Written request:
Determine which lines of the records include the word "traveling", and copy them.

Extracted data entries
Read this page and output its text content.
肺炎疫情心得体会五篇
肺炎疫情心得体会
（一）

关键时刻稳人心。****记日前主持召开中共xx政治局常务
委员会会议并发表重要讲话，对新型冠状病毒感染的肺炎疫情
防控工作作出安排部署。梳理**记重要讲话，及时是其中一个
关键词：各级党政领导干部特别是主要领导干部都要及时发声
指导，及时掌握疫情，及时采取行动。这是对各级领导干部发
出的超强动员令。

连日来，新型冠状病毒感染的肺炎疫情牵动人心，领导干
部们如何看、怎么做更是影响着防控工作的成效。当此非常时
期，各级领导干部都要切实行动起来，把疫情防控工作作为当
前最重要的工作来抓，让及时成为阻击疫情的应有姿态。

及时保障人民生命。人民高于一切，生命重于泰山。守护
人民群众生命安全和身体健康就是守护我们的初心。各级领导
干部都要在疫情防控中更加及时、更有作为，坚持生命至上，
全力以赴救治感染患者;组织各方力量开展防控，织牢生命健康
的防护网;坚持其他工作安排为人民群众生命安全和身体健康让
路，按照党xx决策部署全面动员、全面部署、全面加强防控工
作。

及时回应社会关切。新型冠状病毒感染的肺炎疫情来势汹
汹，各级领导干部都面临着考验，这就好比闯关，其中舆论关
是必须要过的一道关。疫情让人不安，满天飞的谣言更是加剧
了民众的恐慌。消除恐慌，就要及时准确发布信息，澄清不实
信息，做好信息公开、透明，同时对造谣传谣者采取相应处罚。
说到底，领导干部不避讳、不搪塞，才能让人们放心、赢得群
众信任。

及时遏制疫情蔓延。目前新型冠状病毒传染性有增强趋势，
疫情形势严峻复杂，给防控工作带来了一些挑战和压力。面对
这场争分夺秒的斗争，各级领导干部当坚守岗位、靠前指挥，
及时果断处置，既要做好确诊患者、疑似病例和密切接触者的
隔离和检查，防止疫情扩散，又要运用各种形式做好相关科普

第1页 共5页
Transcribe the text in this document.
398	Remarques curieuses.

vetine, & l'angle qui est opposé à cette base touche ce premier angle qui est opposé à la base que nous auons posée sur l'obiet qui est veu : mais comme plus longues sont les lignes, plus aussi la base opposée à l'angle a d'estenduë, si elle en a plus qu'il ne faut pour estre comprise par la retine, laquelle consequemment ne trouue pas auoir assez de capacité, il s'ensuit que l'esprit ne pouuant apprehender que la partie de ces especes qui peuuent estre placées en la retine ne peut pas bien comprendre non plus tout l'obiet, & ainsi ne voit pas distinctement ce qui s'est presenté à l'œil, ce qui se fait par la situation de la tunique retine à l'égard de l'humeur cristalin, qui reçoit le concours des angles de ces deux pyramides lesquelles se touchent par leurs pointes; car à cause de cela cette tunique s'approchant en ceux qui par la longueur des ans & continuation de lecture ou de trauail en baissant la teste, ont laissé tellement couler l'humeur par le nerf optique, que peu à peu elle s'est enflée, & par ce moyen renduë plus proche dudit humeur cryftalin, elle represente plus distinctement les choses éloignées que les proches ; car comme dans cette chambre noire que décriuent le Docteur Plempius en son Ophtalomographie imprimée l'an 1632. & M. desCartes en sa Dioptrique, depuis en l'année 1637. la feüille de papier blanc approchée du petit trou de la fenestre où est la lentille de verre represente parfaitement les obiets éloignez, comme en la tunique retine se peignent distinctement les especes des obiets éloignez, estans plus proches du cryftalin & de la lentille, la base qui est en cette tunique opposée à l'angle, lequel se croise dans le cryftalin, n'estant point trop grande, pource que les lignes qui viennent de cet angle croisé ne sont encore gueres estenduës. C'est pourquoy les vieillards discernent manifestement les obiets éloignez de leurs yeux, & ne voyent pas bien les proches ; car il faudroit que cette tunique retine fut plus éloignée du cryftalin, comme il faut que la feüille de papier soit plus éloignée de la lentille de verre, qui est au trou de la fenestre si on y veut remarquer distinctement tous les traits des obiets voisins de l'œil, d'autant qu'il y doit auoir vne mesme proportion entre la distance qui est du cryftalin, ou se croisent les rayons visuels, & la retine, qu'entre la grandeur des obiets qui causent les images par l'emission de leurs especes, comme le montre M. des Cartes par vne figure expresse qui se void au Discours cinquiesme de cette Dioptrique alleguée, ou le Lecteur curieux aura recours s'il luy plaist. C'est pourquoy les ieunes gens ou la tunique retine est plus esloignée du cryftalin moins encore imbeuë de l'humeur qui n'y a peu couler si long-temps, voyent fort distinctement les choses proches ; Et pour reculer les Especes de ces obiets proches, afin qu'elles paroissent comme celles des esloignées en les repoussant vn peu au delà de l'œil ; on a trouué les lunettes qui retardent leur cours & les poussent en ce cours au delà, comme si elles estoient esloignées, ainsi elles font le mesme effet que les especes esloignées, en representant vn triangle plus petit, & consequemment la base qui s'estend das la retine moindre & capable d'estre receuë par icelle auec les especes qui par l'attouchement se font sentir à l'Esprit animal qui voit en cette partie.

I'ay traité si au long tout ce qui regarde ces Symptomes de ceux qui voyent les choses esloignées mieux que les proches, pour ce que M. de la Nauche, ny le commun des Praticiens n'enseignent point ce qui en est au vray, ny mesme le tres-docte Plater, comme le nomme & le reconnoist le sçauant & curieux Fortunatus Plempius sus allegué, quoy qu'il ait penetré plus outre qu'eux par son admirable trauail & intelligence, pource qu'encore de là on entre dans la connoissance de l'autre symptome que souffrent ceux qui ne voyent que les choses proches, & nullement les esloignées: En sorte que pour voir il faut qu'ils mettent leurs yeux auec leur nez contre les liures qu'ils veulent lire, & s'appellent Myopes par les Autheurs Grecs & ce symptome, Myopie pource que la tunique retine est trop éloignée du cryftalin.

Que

==

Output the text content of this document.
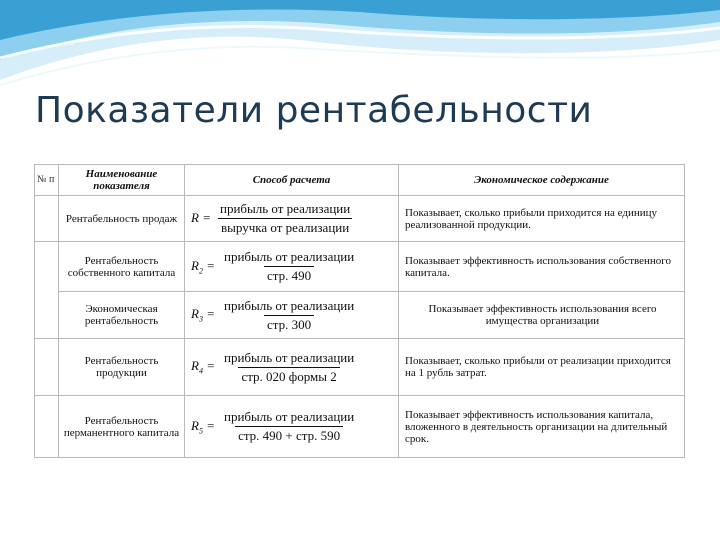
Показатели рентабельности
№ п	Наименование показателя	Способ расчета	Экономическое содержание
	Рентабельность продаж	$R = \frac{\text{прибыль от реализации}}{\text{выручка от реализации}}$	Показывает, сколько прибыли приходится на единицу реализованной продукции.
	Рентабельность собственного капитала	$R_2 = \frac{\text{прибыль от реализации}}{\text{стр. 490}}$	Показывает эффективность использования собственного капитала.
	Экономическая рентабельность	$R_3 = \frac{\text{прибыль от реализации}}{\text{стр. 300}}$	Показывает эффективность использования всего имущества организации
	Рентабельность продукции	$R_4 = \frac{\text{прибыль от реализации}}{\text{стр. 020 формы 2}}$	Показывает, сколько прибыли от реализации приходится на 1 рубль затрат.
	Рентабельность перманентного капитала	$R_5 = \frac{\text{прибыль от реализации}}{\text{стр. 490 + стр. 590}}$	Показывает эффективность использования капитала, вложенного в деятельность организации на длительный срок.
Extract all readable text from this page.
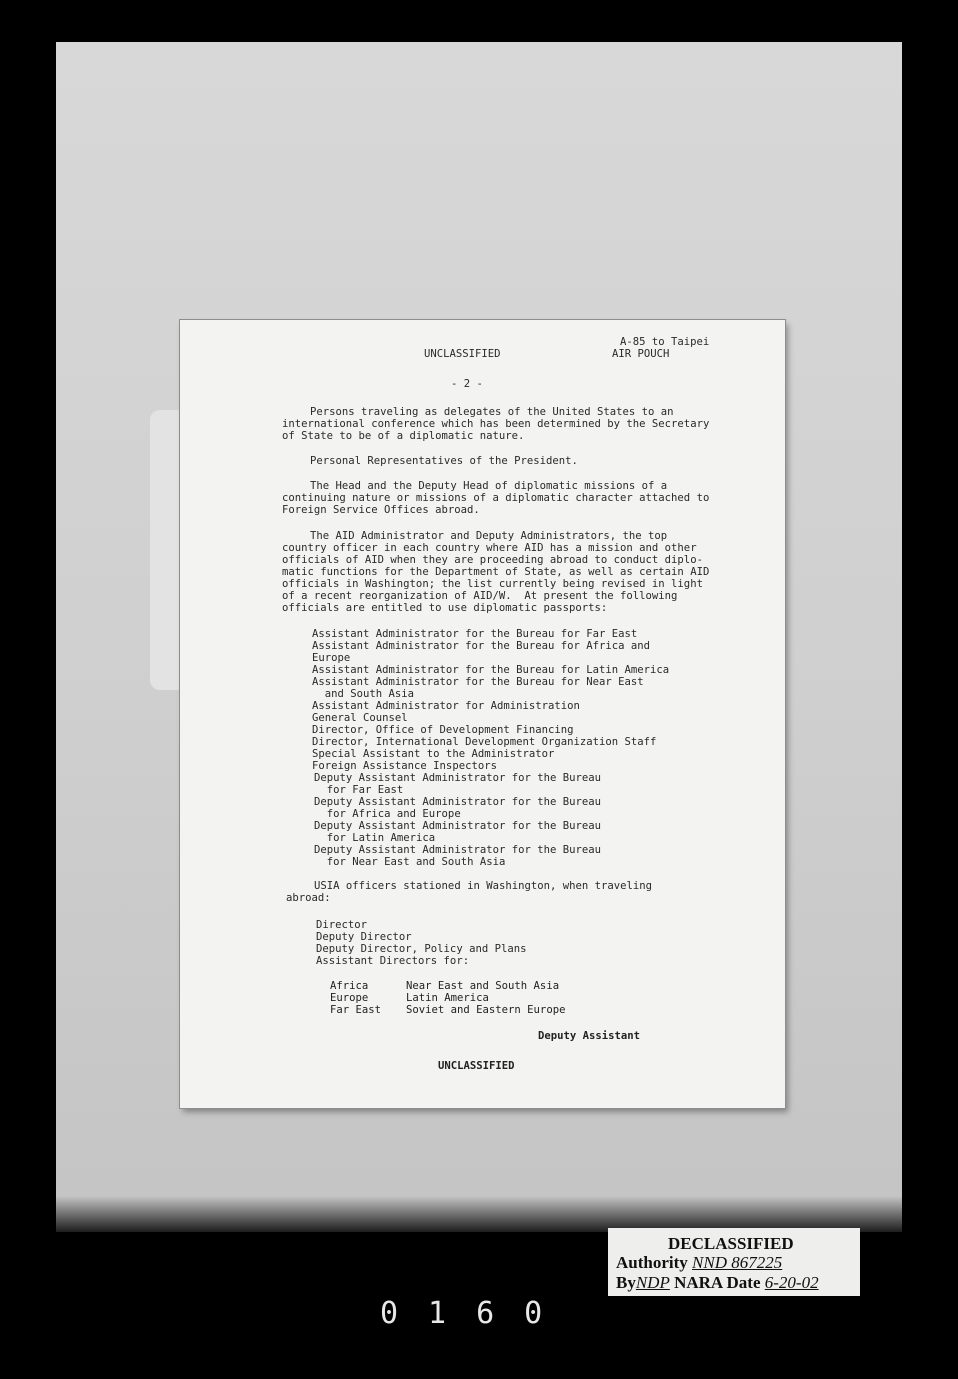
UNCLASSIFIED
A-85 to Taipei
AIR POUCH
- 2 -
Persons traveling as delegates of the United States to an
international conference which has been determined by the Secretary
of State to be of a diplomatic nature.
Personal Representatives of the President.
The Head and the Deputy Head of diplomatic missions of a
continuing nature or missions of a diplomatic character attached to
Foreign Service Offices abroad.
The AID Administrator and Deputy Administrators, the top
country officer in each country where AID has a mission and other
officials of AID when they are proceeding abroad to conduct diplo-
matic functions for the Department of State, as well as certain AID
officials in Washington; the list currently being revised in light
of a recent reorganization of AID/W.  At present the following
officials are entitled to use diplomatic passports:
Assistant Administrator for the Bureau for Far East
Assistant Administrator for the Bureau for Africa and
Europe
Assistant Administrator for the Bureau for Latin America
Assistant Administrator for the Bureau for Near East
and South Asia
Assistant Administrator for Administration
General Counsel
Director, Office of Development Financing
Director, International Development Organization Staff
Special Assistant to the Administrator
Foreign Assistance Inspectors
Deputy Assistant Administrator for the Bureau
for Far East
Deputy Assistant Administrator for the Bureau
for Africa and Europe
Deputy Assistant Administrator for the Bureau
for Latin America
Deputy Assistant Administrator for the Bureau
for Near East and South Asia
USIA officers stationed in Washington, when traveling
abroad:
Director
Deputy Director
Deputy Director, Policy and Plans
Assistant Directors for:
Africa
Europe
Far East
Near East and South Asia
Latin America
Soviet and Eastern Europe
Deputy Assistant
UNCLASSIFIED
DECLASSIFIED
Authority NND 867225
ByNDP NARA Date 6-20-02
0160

Full answer:
Persons traveling as delegates of the United States to an
USIA officers stationed in Washington, when traveling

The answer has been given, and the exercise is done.